SHORT PROBLEM -> Set down the whole listing verbatim.
── RECORD SET ──
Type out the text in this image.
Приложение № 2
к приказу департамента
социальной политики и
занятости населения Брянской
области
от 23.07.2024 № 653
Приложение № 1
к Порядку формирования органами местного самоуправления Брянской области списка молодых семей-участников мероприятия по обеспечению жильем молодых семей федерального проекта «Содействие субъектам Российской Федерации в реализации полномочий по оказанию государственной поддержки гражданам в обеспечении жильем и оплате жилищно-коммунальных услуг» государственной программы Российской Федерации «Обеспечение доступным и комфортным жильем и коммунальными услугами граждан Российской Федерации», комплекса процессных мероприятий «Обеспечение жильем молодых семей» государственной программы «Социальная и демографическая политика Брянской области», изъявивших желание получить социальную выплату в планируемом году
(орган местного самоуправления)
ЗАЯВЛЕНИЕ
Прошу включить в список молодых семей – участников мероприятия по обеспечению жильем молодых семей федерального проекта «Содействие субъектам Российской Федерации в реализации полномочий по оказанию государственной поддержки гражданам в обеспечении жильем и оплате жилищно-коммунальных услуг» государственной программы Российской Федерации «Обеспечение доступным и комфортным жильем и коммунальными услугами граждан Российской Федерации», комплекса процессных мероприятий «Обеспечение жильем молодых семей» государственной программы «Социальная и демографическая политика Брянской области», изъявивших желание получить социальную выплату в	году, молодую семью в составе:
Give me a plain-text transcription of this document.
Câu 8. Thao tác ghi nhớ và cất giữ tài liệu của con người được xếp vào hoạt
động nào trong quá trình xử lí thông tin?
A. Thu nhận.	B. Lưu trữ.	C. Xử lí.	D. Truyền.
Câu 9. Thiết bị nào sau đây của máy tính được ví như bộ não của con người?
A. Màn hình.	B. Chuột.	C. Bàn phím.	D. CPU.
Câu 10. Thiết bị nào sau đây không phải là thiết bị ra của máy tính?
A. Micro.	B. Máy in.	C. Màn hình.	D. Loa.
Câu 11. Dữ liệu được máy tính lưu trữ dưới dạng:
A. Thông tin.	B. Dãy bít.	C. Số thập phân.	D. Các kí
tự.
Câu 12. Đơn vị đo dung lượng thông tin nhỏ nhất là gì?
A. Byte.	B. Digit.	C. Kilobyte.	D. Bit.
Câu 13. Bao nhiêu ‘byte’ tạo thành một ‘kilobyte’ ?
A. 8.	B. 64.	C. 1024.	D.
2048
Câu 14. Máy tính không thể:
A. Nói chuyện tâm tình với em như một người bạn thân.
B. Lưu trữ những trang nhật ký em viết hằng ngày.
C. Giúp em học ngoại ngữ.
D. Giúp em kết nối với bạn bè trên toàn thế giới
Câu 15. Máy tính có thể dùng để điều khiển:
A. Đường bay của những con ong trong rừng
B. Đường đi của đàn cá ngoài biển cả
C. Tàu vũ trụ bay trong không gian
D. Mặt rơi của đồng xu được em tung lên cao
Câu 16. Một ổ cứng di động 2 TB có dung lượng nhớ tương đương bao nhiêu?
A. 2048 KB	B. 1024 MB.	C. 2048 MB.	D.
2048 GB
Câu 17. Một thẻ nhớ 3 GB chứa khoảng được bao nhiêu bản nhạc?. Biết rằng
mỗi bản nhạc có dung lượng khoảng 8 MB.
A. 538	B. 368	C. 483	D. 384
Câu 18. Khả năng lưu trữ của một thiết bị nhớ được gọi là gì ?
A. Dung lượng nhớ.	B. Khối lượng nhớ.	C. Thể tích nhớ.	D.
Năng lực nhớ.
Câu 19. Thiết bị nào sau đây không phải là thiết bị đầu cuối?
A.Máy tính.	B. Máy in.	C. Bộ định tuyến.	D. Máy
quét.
───
FINAL RESULT ->
Type out the text in this image.
Приложение № 2
к приказу департамента
социальной политики и
занятости населения Брянской
области
от 23.07.2024 № 653
Приложение № 1
к Порядку формирования органами местного самоуправления Брянской области списка молодых семей-участников мероприятия по обеспечению жильем молодых семей федерального проекта «Содействие субъектам Российской Федерации в реализации полномочий по оказанию государственной поддержки гражданам в обеспечении жильем и оплате жилищно-коммунальных услуг» государственной программы Российской Федерации «Обеспечение доступным и комфортным жильем и коммунальными услугами граждан Российской Федерации», комплекса процессных мероприятий «Обеспечение жильем молодых семей» государственной программы «Социальная и демографическая политика Брянской области», изъявивших желание получить социальную выплату в планируемом году
(орган местного самоуправления)
ЗАЯВЛЕНИЕ
Прошу включить в список молодых семей – участников мероприятия по обеспечению жильем молодых семей федерального проекта «Содействие субъектам Российской Федерации в реализации полномочий по оказанию государственной поддержки гражданам в обеспечении жильем и оплате жилищно-коммунальных услуг» государственной программы Российской Федерации «Обеспечение доступным и комфортным жильем и коммунальными услугами граждан Российской Федерации», комплекса процессных мероприятий «Обеспечение жильем молодых семей» государственной программы «Социальная и демографическая политика Брянской области», изъявивших желание получить социальную выплату в	году, молодую семью в составе:
Give me a plain-text transcription of this document.
Câu 8. Thao tác ghi nhớ và cất giữ tài liệu của con người được xếp vào hoạt
động nào trong quá trình xử lí thông tin?
A. Thu nhận.	B. Lưu trữ.	C. Xử lí.	D. Truyền.
Câu 9. Thiết bị nào sau đây của máy tính được ví như bộ não của con người?
A. Màn hình.	B. Chuột.	C. Bàn phím.	D. CPU.
Câu 10. Thiết bị nào sau đây không phải là thiết bị ra của máy tính?
A. Micro.	B. Máy in.	C. Màn hình.	D. Loa.
Câu 11. Dữ liệu được máy tính lưu trữ dưới dạng:
A. Thông tin.	B. Dãy bít.	C. Số thập phân.	D. Các kí
tự.
Câu 12. Đơn vị đo dung lượng thông tin nhỏ nhất là gì?
A. Byte.	B. Digit.	C. Kilobyte.	D. Bit.
Câu 13. Bao nhiêu ‘byte’ tạo thành một ‘kilobyte’ ?
A. 8.	B. 64.	C. 1024.	D.
2048
Câu 14. Máy tính không thể:
A. Nói chuyện tâm tình với em như một người bạn thân.
B. Lưu trữ những trang nhật ký em viết hằng ngày.
C. Giúp em học ngoại ngữ.
D. Giúp em kết nối với bạn bè trên toàn thế giới
Câu 15. Máy tính có thể dùng để điều khiển:
A. Đường bay của những con ong trong rừng
B. Đường đi của đàn cá ngoài biển cả
C. Tàu vũ trụ bay trong không gian
D. Mặt rơi của đồng xu được em tung lên cao
Câu 16. Một ổ cứng di động 2 TB có dung lượng nhớ tương đương bao nhiêu?
A. 2048 KB	B. 1024 MB.	C. 2048 MB.	D.
2048 GB
Câu 17. Một thẻ nhớ 3 GB chứa khoảng được bao nhiêu bản nhạc?. Biết rằng
mỗi bản nhạc có dung lượng khoảng 8 MB.
A. 538	B. 368	C. 483	D. 384
Câu 18. Khả năng lưu trữ của một thiết bị nhớ được gọi là gì ?
A. Dung lượng nhớ.	B. Khối lượng nhớ.	C. Thể tích nhớ.	D.
Năng lực nhớ.
Câu 19. Thiết bị nào sau đây không phải là thiết bị đầu cuối?
A.Máy tính.	B. Máy in.	C. Bộ định tuyến.	D. Máy
quét.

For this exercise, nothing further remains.